[[ Exercise data open ]]

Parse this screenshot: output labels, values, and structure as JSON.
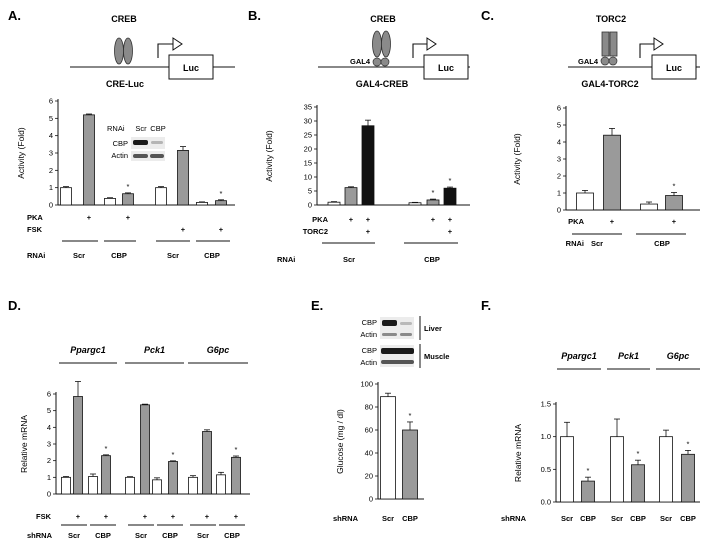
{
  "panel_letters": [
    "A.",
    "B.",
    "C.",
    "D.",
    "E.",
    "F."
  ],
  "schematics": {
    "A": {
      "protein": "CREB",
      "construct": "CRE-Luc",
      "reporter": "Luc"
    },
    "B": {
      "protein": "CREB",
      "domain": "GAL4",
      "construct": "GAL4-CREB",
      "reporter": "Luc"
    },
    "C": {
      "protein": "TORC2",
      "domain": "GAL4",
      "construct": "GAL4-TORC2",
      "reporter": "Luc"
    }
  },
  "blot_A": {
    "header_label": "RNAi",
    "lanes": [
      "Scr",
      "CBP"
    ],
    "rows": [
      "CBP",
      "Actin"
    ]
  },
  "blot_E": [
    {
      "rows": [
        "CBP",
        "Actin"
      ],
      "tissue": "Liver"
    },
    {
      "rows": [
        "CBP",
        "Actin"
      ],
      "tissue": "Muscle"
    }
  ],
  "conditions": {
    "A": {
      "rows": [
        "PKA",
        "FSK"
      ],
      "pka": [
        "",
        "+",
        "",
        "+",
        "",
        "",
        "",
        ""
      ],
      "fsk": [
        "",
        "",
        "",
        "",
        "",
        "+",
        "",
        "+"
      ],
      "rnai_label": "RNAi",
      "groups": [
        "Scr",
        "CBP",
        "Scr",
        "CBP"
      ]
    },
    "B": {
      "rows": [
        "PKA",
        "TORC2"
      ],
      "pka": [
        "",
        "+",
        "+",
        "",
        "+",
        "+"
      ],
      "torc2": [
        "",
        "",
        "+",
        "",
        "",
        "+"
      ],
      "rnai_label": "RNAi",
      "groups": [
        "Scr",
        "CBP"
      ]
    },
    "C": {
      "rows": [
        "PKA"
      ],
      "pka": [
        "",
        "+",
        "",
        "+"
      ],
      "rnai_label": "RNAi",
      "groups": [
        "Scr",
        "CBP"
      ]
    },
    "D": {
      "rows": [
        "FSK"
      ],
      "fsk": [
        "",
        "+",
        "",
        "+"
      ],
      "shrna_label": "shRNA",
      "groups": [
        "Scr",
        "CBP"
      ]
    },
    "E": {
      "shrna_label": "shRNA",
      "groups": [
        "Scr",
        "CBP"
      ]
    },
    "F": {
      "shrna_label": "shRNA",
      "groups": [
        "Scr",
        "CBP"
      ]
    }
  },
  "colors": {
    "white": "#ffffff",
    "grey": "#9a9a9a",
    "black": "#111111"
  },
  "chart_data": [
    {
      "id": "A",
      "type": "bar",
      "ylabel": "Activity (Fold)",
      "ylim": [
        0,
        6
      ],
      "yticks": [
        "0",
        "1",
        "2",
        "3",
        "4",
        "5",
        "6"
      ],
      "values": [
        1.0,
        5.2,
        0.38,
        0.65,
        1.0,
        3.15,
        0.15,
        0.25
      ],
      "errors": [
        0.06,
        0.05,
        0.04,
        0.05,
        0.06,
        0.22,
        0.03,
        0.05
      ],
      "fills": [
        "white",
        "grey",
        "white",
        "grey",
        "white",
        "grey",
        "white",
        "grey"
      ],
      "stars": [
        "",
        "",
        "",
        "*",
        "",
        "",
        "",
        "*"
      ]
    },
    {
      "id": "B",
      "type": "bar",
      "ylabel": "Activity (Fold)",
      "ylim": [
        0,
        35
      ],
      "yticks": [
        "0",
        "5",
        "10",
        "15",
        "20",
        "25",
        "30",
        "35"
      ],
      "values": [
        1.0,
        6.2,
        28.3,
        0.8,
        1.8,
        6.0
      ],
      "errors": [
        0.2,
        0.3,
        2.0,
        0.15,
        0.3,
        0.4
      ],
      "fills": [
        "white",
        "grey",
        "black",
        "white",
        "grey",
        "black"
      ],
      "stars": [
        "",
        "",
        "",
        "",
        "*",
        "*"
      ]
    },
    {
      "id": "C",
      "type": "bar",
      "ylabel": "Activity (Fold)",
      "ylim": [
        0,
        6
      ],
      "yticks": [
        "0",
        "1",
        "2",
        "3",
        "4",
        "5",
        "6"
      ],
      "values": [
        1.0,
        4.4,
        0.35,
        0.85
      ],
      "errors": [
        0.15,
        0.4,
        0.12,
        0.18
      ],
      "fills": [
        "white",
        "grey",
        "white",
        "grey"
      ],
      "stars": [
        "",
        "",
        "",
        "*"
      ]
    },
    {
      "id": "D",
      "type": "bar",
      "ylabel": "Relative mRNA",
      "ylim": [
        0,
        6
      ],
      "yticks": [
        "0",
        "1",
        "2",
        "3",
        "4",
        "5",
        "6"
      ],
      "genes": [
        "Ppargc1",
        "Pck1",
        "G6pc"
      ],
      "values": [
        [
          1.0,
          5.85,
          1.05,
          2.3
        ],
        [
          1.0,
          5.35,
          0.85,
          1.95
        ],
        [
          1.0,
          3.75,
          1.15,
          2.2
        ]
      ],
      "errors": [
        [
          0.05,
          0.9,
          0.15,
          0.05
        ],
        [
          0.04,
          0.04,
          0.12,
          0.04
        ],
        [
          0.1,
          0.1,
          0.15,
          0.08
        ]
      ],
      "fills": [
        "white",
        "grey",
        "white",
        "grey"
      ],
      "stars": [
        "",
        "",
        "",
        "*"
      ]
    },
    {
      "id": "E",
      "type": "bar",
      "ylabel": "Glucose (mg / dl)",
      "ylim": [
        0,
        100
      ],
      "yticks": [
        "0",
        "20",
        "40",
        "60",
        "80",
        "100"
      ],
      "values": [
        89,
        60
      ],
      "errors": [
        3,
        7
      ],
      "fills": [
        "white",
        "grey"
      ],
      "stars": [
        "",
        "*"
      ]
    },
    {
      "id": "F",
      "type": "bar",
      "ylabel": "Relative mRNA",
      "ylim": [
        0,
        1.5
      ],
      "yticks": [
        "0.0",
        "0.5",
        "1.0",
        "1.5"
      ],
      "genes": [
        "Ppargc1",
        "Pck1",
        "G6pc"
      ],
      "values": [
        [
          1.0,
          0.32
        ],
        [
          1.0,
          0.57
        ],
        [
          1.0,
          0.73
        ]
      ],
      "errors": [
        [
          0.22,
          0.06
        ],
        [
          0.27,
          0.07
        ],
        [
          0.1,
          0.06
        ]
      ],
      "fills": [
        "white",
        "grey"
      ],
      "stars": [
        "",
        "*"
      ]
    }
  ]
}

[[ Exercise data closed ]]

Print every line of the data exactly. Pictures do not belong in the copy.

- Answer space -
Parse this screenshot: output labels, values, and structure as JSON.
{
  "panel_letters": [
    "A.",
    "B.",
    "C.",
    "D.",
    "E.",
    "F."
  ],
  "schematics": {
    "A": {
      "protein": "CREB",
      "construct": "CRE-Luc",
      "reporter": "Luc"
    },
    "B": {
      "protein": "CREB",
      "domain": "GAL4",
      "construct": "GAL4-CREB",
      "reporter": "Luc"
    },
    "C": {
      "protein": "TORC2",
      "domain": "GAL4",
      "construct": "GAL4-TORC2",
      "reporter": "Luc"
    }
  },
  "blot_A": {
    "header_label": "RNAi",
    "lanes": [
      "Scr",
      "CBP"
    ],
    "rows": [
      "CBP",
      "Actin"
    ]
  },
  "blot_E": [
    {
      "rows": [
        "CBP",
        "Actin"
      ],
      "tissue": "Liver"
    },
    {
      "rows": [
        "CBP",
        "Actin"
      ],
      "tissue": "Muscle"
    }
  ],
  "conditions": {
    "A": {
      "rows": [
        "PKA",
        "FSK"
      ],
      "pka": [
        "",
        "+",
        "",
        "+",
        "",
        "",
        "",
        ""
      ],
      "fsk": [
        "",
        "",
        "",
        "",
        "",
        "+",
        "",
        "+"
      ],
      "rnai_label": "RNAi",
      "groups": [
        "Scr",
        "CBP",
        "Scr",
        "CBP"
      ]
    },
    "B": {
      "rows": [
        "PKA",
        "TORC2"
      ],
      "pka": [
        "",
        "+",
        "+",
        "",
        "+",
        "+"
      ],
      "torc2": [
        "",
        "",
        "+",
        "",
        "",
        "+"
      ],
      "rnai_label": "RNAi",
      "groups": [
        "Scr",
        "CBP"
      ]
    },
    "C": {
      "rows": [
        "PKA"
      ],
      "pka": [
        "",
        "+",
        "",
        "+"
      ],
      "rnai_label": "RNAi",
      "groups": [
        "Scr",
        "CBP"
      ]
    },
    "D": {
      "rows": [
        "FSK"
      ],
      "fsk": [
        "",
        "+",
        "",
        "+"
      ],
      "shrna_label": "shRNA",
      "groups": [
        "Scr",
        "CBP"
      ]
    },
    "E": {
      "shrna_label": "shRNA",
      "groups": [
        "Scr",
        "CBP"
      ]
    },
    "F": {
      "shrna_label": "shRNA",
      "groups": [
        "Scr",
        "CBP"
      ]
    }
  },
  "colors": {
    "white": "#ffffff",
    "grey": "#9a9a9a",
    "black": "#111111"
  },
  "chart_data": [
    {
      "id": "A",
      "type": "bar",
      "ylabel": "Activity (Fold)",
      "ylim": [
        0,
        6
      ],
      "yticks": [
        "0",
        "1",
        "2",
        "3",
        "4",
        "5",
        "6"
      ],
      "values": [
        1.0,
        5.2,
        0.38,
        0.65,
        1.0,
        3.15,
        0.15,
        0.25
      ],
      "errors": [
        0.06,
        0.05,
        0.04,
        0.05,
        0.06,
        0.22,
        0.03,
        0.05
      ],
      "fills": [
        "white",
        "grey",
        "white",
        "grey",
        "white",
        "grey",
        "white",
        "grey"
      ],
      "stars": [
        "",
        "",
        "",
        "*",
        "",
        "",
        "",
        "*"
      ]
    },
    {
      "id": "B",
      "type": "bar",
      "ylabel": "Activity (Fold)",
      "ylim": [
        0,
        35
      ],
      "yticks": [
        "0",
        "5",
        "10",
        "15",
        "20",
        "25",
        "30",
        "35"
      ],
      "values": [
        1.0,
        6.2,
        28.3,
        0.8,
        1.8,
        6.0
      ],
      "errors": [
        0.2,
        0.3,
        2.0,
        0.15,
        0.3,
        0.4
      ],
      "fills": [
        "white",
        "grey",
        "black",
        "white",
        "grey",
        "black"
      ],
      "stars": [
        "",
        "",
        "",
        "",
        "*",
        "*"
      ]
    },
    {
      "id": "C",
      "type": "bar",
      "ylabel": "Activity (Fold)",
      "ylim": [
        0,
        6
      ],
      "yticks": [
        "0",
        "1",
        "2",
        "3",
        "4",
        "5",
        "6"
      ],
      "values": [
        1.0,
        4.4,
        0.35,
        0.85
      ],
      "errors": [
        0.15,
        0.4,
        0.12,
        0.18
      ],
      "fills": [
        "white",
        "grey",
        "white",
        "grey"
      ],
      "stars": [
        "",
        "",
        "",
        "*"
      ]
    },
    {
      "id": "D",
      "type": "bar",
      "ylabel": "Relative mRNA",
      "ylim": [
        0,
        6
      ],
      "yticks": [
        "0",
        "1",
        "2",
        "3",
        "4",
        "5",
        "6"
      ],
      "genes": [
        "Ppargc1",
        "Pck1",
        "G6pc"
      ],
      "values": [
        [
          1.0,
          5.85,
          1.05,
          2.3
        ],
        [
          1.0,
          5.35,
          0.85,
          1.95
        ],
        [
          1.0,
          3.75,
          1.15,
          2.2
        ]
      ],
      "errors": [
        [
          0.05,
          0.9,
          0.15,
          0.05
        ],
        [
          0.04,
          0.04,
          0.12,
          0.04
        ],
        [
          0.1,
          0.1,
          0.15,
          0.08
        ]
      ],
      "fills": [
        "white",
        "grey",
        "white",
        "grey"
      ],
      "stars": [
        "",
        "",
        "",
        "*"
      ]
    },
    {
      "id": "E",
      "type": "bar",
      "ylabel": "Glucose (mg / dl)",
      "ylim": [
        0,
        100
      ],
      "yticks": [
        "0",
        "20",
        "40",
        "60",
        "80",
        "100"
      ],
      "values": [
        89,
        60
      ],
      "errors": [
        3,
        7
      ],
      "fills": [
        "white",
        "grey"
      ],
      "stars": [
        "",
        "*"
      ]
    },
    {
      "id": "F",
      "type": "bar",
      "ylabel": "Relative mRNA",
      "ylim": [
        0,
        1.5
      ],
      "yticks": [
        "0.0",
        "0.5",
        "1.0",
        "1.5"
      ],
      "genes": [
        "Ppargc1",
        "Pck1",
        "G6pc"
      ],
      "values": [
        [
          1.0,
          0.32
        ],
        [
          1.0,
          0.57
        ],
        [
          1.0,
          0.73
        ]
      ],
      "errors": [
        [
          0.22,
          0.06
        ],
        [
          0.27,
          0.07
        ],
        [
          0.1,
          0.06
        ]
      ],
      "fills": [
        "white",
        "grey"
      ],
      "stars": [
        "",
        "*"
      ]
    }
  ]
}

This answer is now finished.